§ **DATASET CONTENT**:

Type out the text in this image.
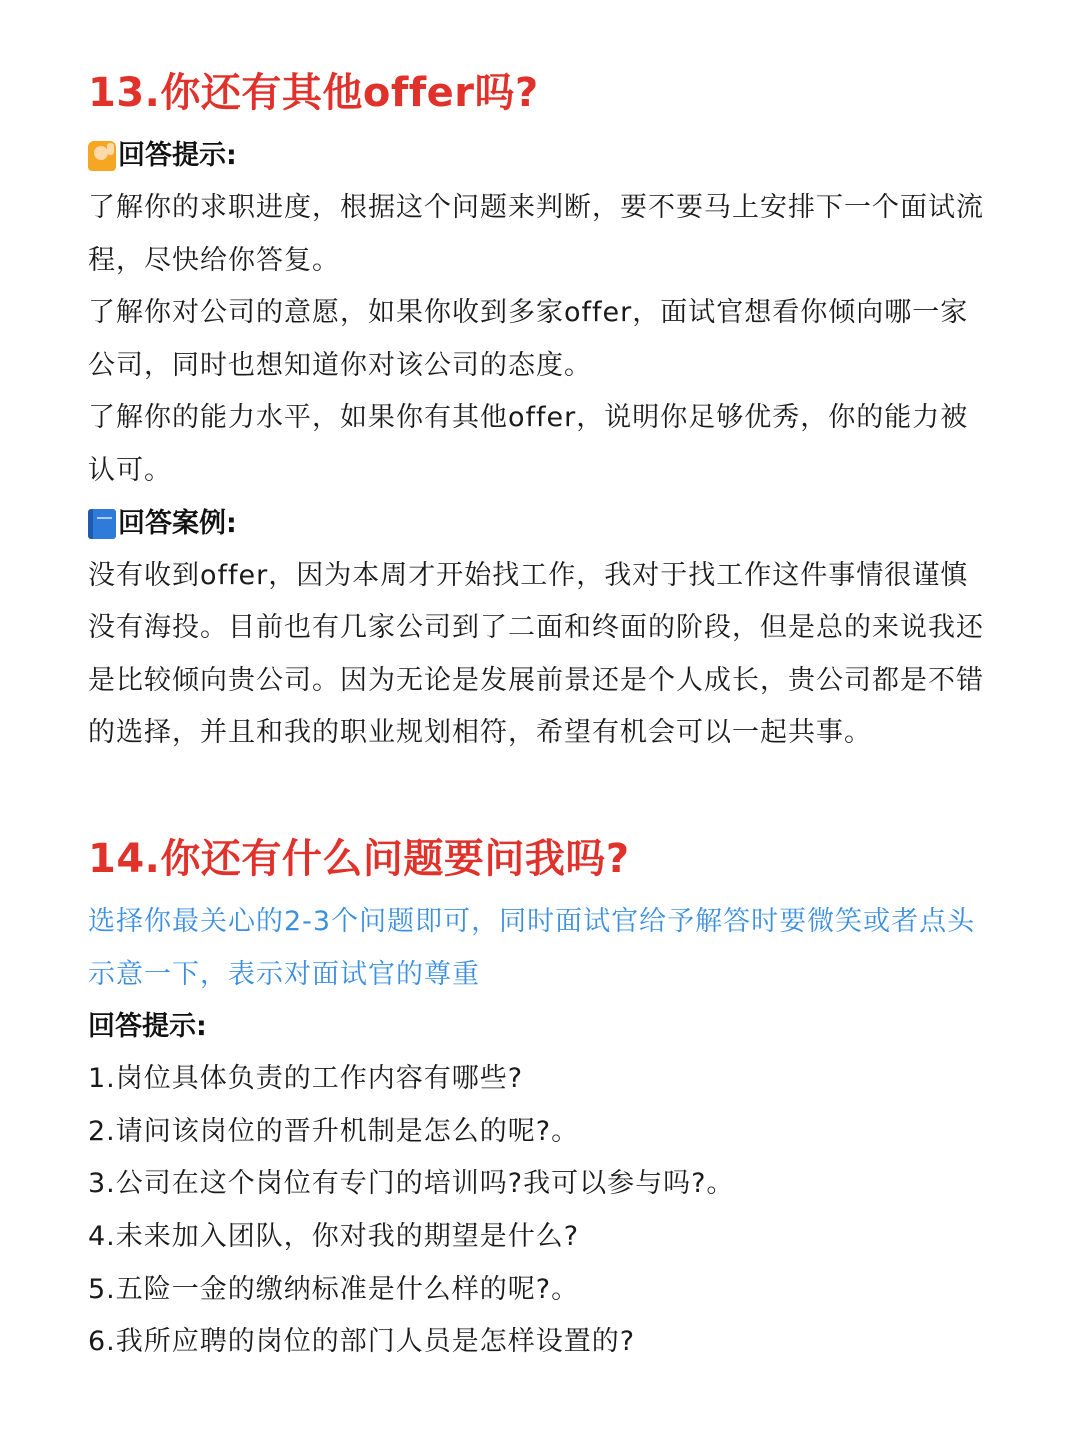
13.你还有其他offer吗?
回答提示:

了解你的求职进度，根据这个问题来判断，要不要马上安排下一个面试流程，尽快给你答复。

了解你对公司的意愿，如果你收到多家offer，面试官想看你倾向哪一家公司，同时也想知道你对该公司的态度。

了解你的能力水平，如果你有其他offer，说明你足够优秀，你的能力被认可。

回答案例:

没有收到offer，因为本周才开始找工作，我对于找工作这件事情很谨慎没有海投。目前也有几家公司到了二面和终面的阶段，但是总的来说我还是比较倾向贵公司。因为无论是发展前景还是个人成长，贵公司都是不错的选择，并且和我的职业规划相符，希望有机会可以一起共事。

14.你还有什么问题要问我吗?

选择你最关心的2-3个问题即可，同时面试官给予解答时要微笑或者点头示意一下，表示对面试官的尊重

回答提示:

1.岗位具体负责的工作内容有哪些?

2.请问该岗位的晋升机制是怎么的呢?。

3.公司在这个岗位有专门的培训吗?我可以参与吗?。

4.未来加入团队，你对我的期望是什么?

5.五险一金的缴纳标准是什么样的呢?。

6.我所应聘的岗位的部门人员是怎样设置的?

§ **EXERCISE REQUIREMENTS**: Retype everything in the material word for word, minus pictures.

§ **SOLUTION FOR THIS PROBLEM**:
Type out the text in this image.
13.你还有其他offer吗?
回答提示:

了解你的求职进度，根据这个问题来判断，要不要马上安排下一个面试流程，尽快给你答复。

了解你对公司的意愿，如果你收到多家offer，面试官想看你倾向哪一家公司，同时也想知道你对该公司的态度。

了解你的能力水平，如果你有其他offer，说明你足够优秀，你的能力被认可。

回答案例:

没有收到offer，因为本周才开始找工作，我对于找工作这件事情很谨慎没有海投。目前也有几家公司到了二面和终面的阶段，但是总的来说我还是比较倾向贵公司。因为无论是发展前景还是个人成长，贵公司都是不错的选择，并且和我的职业规划相符，希望有机会可以一起共事。

14.你还有什么问题要问我吗?

选择你最关心的2-3个问题即可，同时面试官给予解答时要微笑或者点头示意一下，表示对面试官的尊重

回答提示:

1.岗位具体负责的工作内容有哪些?

2.请问该岗位的晋升机制是怎么的呢?。

3.公司在这个岗位有专门的培训吗?我可以参与吗?。

4.未来加入团队，你对我的期望是什么?

5.五险一金的缴纳标准是什么样的呢?。

6.我所应聘的岗位的部门人员是怎样设置的?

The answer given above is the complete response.